Fragmento -
━━━━━━

Porque Lina Meruane empieza a escribir de niña. La palabra, en sus manos, es una piedra de afilar. No le ahorra nada de lo que puede llegar a transmitirnos con su incisión. La exprime, la pule, la transforma. Pero, en ese tránsito, Lina ha dejado de ser la niña atrapada en el universo de papel para ser una mujer inquieta, que primero se traslada a Madrid con la idea de seguir un doctorado -expectativa que no se cumple- y que luego recala en Nueva York: el círculo se cierra. Después de varios lustros, allí sigue, dando clases de literatura hispana, a la vez que plantando cara a la escritura y a la vida.

━━━━━━

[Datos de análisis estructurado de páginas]
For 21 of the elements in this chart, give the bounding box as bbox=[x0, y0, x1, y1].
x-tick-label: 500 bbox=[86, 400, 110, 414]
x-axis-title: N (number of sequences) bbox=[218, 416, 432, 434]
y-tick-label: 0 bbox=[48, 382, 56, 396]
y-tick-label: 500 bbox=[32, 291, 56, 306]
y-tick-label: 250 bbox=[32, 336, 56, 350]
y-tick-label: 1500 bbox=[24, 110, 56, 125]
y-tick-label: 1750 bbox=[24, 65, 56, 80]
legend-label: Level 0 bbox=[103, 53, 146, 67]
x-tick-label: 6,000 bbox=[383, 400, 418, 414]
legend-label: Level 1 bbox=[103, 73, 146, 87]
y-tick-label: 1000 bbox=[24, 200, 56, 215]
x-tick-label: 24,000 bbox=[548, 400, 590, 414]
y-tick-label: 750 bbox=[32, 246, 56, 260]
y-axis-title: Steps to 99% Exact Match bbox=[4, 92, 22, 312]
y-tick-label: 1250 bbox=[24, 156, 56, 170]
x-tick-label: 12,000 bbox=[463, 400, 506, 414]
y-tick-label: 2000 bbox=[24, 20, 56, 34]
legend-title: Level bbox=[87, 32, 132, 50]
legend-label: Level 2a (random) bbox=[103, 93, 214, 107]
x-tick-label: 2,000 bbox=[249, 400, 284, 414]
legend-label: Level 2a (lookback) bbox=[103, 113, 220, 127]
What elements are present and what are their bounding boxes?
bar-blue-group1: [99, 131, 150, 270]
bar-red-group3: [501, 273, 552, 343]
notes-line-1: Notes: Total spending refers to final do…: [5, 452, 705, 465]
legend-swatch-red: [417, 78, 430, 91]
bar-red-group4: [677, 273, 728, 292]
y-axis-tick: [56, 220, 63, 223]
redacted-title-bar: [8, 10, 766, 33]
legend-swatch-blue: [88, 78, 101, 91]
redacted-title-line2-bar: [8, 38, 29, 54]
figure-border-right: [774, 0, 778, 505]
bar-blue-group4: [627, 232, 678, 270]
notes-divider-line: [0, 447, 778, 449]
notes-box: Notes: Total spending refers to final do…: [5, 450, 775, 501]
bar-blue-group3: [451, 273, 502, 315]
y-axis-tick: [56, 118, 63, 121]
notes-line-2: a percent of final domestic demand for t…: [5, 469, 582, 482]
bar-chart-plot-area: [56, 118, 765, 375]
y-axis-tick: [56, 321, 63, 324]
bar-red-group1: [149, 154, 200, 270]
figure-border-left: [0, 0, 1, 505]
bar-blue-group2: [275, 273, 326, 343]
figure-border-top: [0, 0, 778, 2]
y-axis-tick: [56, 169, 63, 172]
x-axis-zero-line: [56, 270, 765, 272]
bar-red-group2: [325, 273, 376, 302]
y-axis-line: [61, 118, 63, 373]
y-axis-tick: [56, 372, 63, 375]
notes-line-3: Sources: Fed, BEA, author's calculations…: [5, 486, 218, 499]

━━━━━━

Instrucciones de la tarea - Según el fragmento, ¿qué enseña Lina Meruane en Nueva York?

Resultado del ejercicio - Da clases de literatura hispana.